* DATASET:
»»
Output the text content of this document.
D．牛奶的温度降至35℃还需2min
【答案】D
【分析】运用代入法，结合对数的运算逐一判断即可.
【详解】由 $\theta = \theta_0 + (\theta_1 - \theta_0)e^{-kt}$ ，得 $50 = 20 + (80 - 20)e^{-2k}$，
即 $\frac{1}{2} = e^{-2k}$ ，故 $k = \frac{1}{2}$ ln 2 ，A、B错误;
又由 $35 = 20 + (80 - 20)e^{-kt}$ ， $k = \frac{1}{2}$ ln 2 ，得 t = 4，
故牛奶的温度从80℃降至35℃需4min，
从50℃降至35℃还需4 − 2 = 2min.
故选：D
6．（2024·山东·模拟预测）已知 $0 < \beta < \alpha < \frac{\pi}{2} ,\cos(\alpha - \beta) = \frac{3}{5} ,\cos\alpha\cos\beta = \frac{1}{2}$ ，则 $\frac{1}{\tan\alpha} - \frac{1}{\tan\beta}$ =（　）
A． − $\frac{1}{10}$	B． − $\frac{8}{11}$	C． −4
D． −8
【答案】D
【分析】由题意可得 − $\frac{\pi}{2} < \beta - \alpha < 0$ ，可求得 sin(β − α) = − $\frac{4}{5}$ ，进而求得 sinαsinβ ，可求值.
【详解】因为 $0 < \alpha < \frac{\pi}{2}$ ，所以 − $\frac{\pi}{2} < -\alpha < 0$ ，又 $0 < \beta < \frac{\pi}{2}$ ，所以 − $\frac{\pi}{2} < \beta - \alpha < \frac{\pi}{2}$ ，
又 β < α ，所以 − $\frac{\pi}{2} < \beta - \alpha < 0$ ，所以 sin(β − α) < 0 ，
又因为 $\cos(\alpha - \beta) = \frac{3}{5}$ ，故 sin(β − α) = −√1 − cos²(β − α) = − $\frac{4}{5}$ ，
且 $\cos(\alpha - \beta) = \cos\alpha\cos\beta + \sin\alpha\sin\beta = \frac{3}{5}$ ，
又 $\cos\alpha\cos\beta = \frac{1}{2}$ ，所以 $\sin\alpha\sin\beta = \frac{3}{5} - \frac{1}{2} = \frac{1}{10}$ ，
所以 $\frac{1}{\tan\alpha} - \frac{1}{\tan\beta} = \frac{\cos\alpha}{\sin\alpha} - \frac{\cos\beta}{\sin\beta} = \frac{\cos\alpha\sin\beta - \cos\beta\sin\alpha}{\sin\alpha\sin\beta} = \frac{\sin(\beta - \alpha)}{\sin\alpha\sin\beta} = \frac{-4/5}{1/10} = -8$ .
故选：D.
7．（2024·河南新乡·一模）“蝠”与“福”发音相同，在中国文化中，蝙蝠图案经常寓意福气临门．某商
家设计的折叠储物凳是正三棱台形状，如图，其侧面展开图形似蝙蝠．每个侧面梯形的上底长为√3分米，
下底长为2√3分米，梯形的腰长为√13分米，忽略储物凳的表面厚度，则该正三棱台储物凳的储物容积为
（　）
««
* DIRECTIONS: Return every entry exactly as given.

* OUTPUT:
Output the text content of this document.
D．牛奶的温度降至35℃还需2min
【答案】D
【分析】运用代入法，结合对数的运算逐一判断即可.
【详解】由 $\theta = \theta_0 + (\theta_1 - \theta_0)e^{-kt}$ ，得 $50 = 20 + (80 - 20)e^{-2k}$，
即 $\frac{1}{2} = e^{-2k}$ ，故 $k = \frac{1}{2}$ ln 2 ，A、B错误;
又由 $35 = 20 + (80 - 20)e^{-kt}$ ， $k = \frac{1}{2}$ ln 2 ，得 t = 4，
故牛奶的温度从80℃降至35℃需4min，
从50℃降至35℃还需4 − 2 = 2min.
故选：D
6．（2024·山东·模拟预测）已知 $0 < \beta < \alpha < \frac{\pi}{2} ,\cos(\alpha - \beta) = \frac{3}{5} ,\cos\alpha\cos\beta = \frac{1}{2}$ ，则 $\frac{1}{\tan\alpha} - \frac{1}{\tan\beta}$ =（　）
A． − $\frac{1}{10}$	B． − $\frac{8}{11}$	C． −4
D． −8
【答案】D
【分析】由题意可得 − $\frac{\pi}{2} < \beta - \alpha < 0$ ，可求得 sin(β − α) = − $\frac{4}{5}$ ，进而求得 sinαsinβ ，可求值.
【详解】因为 $0 < \alpha < \frac{\pi}{2}$ ，所以 − $\frac{\pi}{2} < -\alpha < 0$ ，又 $0 < \beta < \frac{\pi}{2}$ ，所以 − $\frac{\pi}{2} < \beta - \alpha < \frac{\pi}{2}$ ，
又 β < α ，所以 − $\frac{\pi}{2} < \beta - \alpha < 0$ ，所以 sin(β − α) < 0 ，
又因为 $\cos(\alpha - \beta) = \frac{3}{5}$ ，故 sin(β − α) = −√1 − cos²(β − α) = − $\frac{4}{5}$ ，
且 $\cos(\alpha - \beta) = \cos\alpha\cos\beta + \sin\alpha\sin\beta = \frac{3}{5}$ ，
又 $\cos\alpha\cos\beta = \frac{1}{2}$ ，所以 $\sin\alpha\sin\beta = \frac{3}{5} - \frac{1}{2} = \frac{1}{10}$ ，
所以 $\frac{1}{\tan\alpha} - \frac{1}{\tan\beta} = \frac{\cos\alpha}{\sin\alpha} - \frac{\cos\beta}{\sin\beta} = \frac{\cos\alpha\sin\beta - \cos\beta\sin\alpha}{\sin\alpha\sin\beta} = \frac{\sin(\beta - \alpha)}{\sin\alpha\sin\beta} = \frac{-4/5}{1/10} = -8$ .
故选：D.
7．（2024·河南新乡·一模）“蝠”与“福”发音相同，在中国文化中，蝙蝠图案经常寓意福气临门．某商
家设计的折叠储物凳是正三棱台形状，如图，其侧面展开图形似蝙蝠．每个侧面梯形的上底长为√3分米，
下底长为2√3分米，梯形的腰长为√13分米，忽略储物凳的表面厚度，则该正三棱台储物凳的储物容积为
（　）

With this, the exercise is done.